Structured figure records
════════════════
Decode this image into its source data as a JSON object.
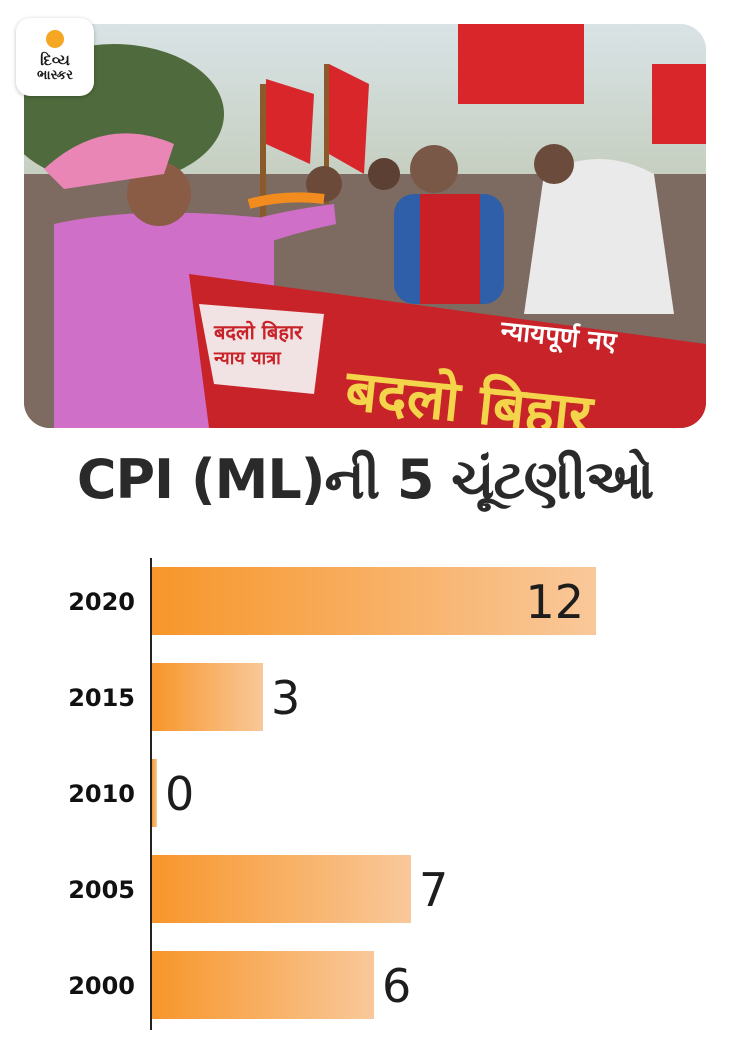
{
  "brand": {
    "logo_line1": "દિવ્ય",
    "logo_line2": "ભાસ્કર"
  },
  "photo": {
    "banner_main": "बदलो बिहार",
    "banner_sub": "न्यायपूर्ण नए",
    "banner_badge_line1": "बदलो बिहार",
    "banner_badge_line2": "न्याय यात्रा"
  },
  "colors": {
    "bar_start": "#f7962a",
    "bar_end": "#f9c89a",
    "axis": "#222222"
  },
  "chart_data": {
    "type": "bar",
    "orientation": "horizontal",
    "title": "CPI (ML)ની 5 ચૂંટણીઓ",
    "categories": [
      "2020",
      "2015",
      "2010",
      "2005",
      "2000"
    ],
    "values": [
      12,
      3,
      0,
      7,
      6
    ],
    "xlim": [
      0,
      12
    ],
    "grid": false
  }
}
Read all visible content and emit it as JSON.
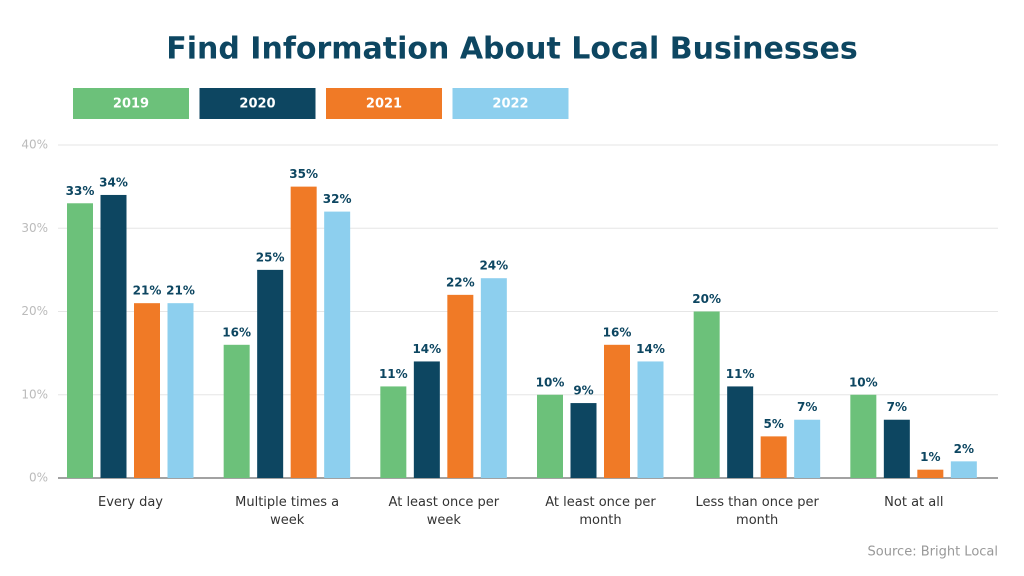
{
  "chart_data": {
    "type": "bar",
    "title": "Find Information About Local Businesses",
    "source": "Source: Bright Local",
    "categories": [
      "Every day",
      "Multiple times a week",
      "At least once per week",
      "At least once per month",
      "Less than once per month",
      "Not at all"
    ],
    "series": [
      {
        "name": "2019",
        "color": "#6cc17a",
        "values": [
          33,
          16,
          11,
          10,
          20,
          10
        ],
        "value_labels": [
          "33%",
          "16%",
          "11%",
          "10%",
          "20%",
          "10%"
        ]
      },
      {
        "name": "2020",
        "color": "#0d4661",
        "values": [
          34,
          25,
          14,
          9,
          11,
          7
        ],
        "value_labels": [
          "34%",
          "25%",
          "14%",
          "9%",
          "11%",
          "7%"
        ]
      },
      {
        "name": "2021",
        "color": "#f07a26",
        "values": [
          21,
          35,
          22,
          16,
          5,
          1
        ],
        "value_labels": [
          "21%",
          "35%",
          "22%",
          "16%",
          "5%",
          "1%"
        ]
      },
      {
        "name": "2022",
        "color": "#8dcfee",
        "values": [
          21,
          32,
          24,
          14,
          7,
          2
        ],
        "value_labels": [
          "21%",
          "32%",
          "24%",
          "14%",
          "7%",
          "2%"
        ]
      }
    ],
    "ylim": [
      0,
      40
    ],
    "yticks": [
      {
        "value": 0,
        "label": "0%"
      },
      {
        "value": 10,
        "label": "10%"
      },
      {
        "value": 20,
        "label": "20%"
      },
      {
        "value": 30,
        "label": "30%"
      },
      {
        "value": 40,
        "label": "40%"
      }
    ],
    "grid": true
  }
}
════════════════
▸ **Task**
Copy out the records above in full, exactly as written, but not the pictures.

▸ **The answer**
Decode this image into its source data as a JSON object.
{
  "brand": {
    "logo_line1": "દિવ્ય",
    "logo_line2": "ભાસ્કર"
  },
  "photo": {
    "banner_main": "बदलो बिहार",
    "banner_sub": "न्यायपूर्ण नए",
    "banner_badge_line1": "बदलो बिहार",
    "banner_badge_line2": "न्याय यात्रा"
  },
  "colors": {
    "bar_start": "#f7962a",
    "bar_end": "#f9c89a",
    "axis": "#222222"
  },
  "chart_data": {
    "type": "bar",
    "orientation": "horizontal",
    "title": "CPI (ML)ની 5 ચૂંટણીઓ",
    "categories": [
      "2020",
      "2015",
      "2010",
      "2005",
      "2000"
    ],
    "values": [
      12,
      3,
      0,
      7,
      6
    ],
    "xlim": [
      0,
      12
    ],
    "grid": false
  }
}
Read all visible content and emit it as JSON.
{
  "chart_data": {
    "type": "bar",
    "title": "Find Information About Local Businesses",
    "source": "Source: Bright Local",
    "categories": [
      "Every day",
      "Multiple times a week",
      "At least once per week",
      "At least once per month",
      "Less than once per month",
      "Not at all"
    ],
    "series": [
      {
        "name": "2019",
        "color": "#6cc17a",
        "values": [
          33,
          16,
          11,
          10,
          20,
          10
        ],
        "value_labels": [
          "33%",
          "16%",
          "11%",
          "10%",
          "20%",
          "10%"
        ]
      },
      {
        "name": "2020",
        "color": "#0d4661",
        "values": [
          34,
          25,
          14,
          9,
          11,
          7
        ],
        "value_labels": [
          "34%",
          "25%",
          "14%",
          "9%",
          "11%",
          "7%"
        ]
      },
      {
        "name": "2021",
        "color": "#f07a26",
        "values": [
          21,
          35,
          22,
          16,
          5,
          1
        ],
        "value_labels": [
          "21%",
          "35%",
          "22%",
          "16%",
          "5%",
          "1%"
        ]
      },
      {
        "name": "2022",
        "color": "#8dcfee",
        "values": [
          21,
          32,
          24,
          14,
          7,
          2
        ],
        "value_labels": [
          "21%",
          "32%",
          "24%",
          "14%",
          "7%",
          "2%"
        ]
      }
    ],
    "ylim": [
      0,
      40
    ],
    "yticks": [
      {
        "value": 0,
        "label": "0%"
      },
      {
        "value": 10,
        "label": "10%"
      },
      {
        "value": 20,
        "label": "20%"
      },
      {
        "value": 30,
        "label": "30%"
      },
      {
        "value": 40,
        "label": "40%"
      }
    ],
    "grid": true
  }
}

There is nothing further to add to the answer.